- _Document text_:
....
Lawmakers advance bill to cut state contracts

Advocate staff photo by RICHARD ALAN HANNON -- Louisiana Treasurer John Kennedy testifies in front of the House Appropriations Committee on House Bill 73, sponsored by state Rep. Jerome 'Dee' Richard, No Party-Thibodaux, right, on Monday at the Louisiana State Capitol in Baton Rouge.
Advocate staff photo by RICHARD ALAN HANNON -- Louisiana Treasurer John Kennedy testifies in front of the House Appropriations Committee on House Bill 73, sponsored by state Rep. Jerome 'Dee' Richard, No Party-Thibodaux, right, on Monday at the Louisiana State Capitol in Baton Rouge.

Richard wants expenses cut by 10 percent on some pacts

A north Louisiana legislator accused the Jindal administration Monday of dispensing hogwash for claiming a 10 percent reduction in state contracts that affect coastal protection, health care and other vital expenses.

“A lot of these contracts are just nonsense and a complete waste of money,” state Rep. Jim Morris said during debate on House Bill 73 in a House Appropriations Committee meeting.

At issue are the thousands of contracts inked by state government each year. Among those brought to the committee’s attention: $10,000 for state sponsorship of chimpanzee discovery days, $57,100 to teach the Hispanic community about seat belt safety and $94,000 to help students with organized play.
....
Stored records

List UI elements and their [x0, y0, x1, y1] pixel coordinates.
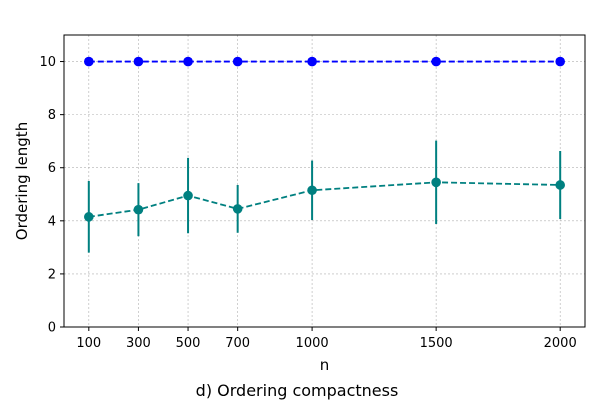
y-tick-label: 2 [48, 267, 56, 282]
series-layer [84, 56, 565, 253]
plot-frame [63, 34, 586, 328]
series-0 [84, 56, 565, 67]
x-tick-label: 500 [176, 336, 201, 351]
x-tick-label: 1500 [420, 336, 453, 351]
x-axis-label: n [320, 356, 330, 374]
data-point [232, 56, 243, 67]
x-tick-label: 300 [126, 336, 151, 351]
data-point [307, 56, 317, 67]
data-point [133, 204, 144, 215]
data-point [84, 212, 94, 222]
data-point [555, 56, 565, 67]
data-point [183, 190, 193, 201]
series-line [88, 181, 561, 218]
data-point [133, 56, 144, 67]
y-tick-label: 10 [39, 55, 56, 70]
data-point [307, 185, 317, 196]
data-point [555, 180, 565, 190]
grid-lines [64, 35, 585, 328]
data-point [431, 56, 441, 67]
y-axis-label: Ordering length [13, 122, 31, 240]
y-tick-label: 4 [48, 214, 56, 229]
data-point [84, 56, 94, 67]
x-tick-label: 1000 [296, 336, 329, 351]
x-tick-label: 100 [76, 336, 101, 351]
axis-ticks: 100 300 500 700 1000 1500 2000 0 2 4 6 8 10 [39, 55, 576, 351]
x-tick-label: 2000 [544, 336, 577, 351]
chart-caption: d) Ordering compactness [196, 381, 399, 400]
y-tick-label: 6 [48, 161, 56, 176]
data-point [232, 204, 243, 214]
y-tick-label: 8 [48, 108, 56, 123]
y-tick-label: 0 [48, 321, 56, 336]
series-1 [84, 140, 565, 253]
x-tick-label: 700 [225, 336, 250, 351]
data-point [183, 56, 193, 67]
data-point [431, 177, 441, 188]
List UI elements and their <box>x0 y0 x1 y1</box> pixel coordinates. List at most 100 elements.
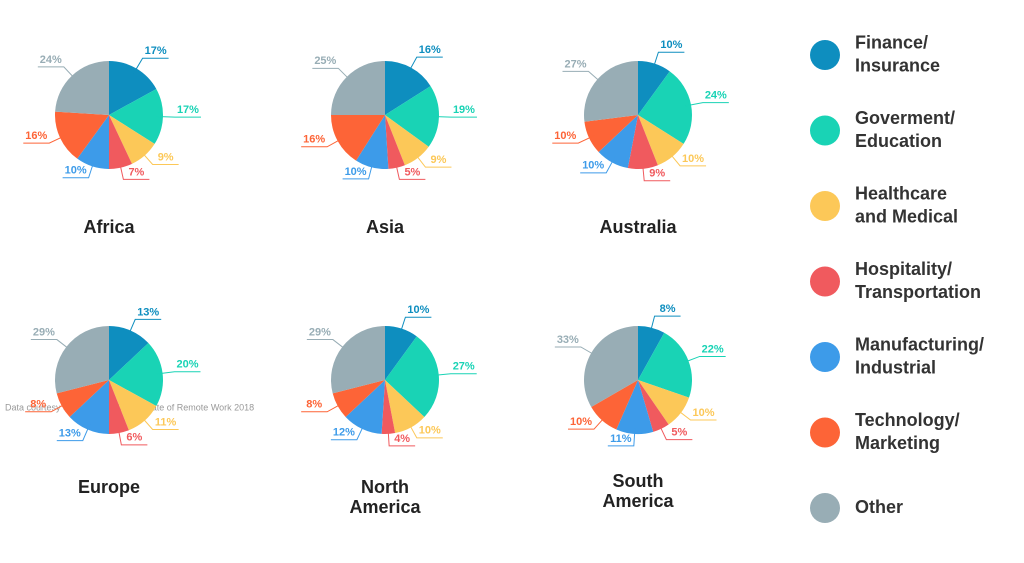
....
- _Written tasks_:
1) Answer from the article on the state contracts bill:
(a) Which bill was under debate in the House Appropriations Committee?
(b) Who sponsored that bill, according to the photo caption?
(c) How much money went toward teaching the Hispanic community about seat belt safety?
2) Rewrite the lines of the listing that begin at the line containing "y-tick-label: 2 [48, 267, 56, 282]" and end with the line containing "grid-lines [64, 35, 585, 328]", replacing "data-point" with "marker" and changing nothing else. Return only those lines.

- _Solutions in order_:
1)
(a) House Bill 73
(b) State Rep. Jerome 'Dee' Richard, No Party-Thibodaux
(c) $57,100

2)
y-tick-label: 2 [48, 267, 56, 282]
series-layer [84, 56, 565, 253]
plot-frame [63, 34, 586, 328]
series-0 [84, 56, 565, 67]
x-tick-label: 500 [176, 336, 201, 351]
x-tick-label: 1500 [420, 336, 453, 351]
x-axis-label: n [320, 356, 330, 374]
marker [232, 56, 243, 67]
x-tick-label: 300 [126, 336, 151, 351]
marker [307, 56, 317, 67]
marker [133, 204, 144, 215]
marker [84, 212, 94, 222]
marker [555, 56, 565, 67]
marker [183, 190, 193, 201]
series-line [88, 181, 561, 218]
marker [133, 56, 144, 67]
y-tick-label: 10 [39, 55, 56, 70]
marker [307, 185, 317, 196]
marker [555, 180, 565, 190]
grid-lines [64, 35, 585, 328]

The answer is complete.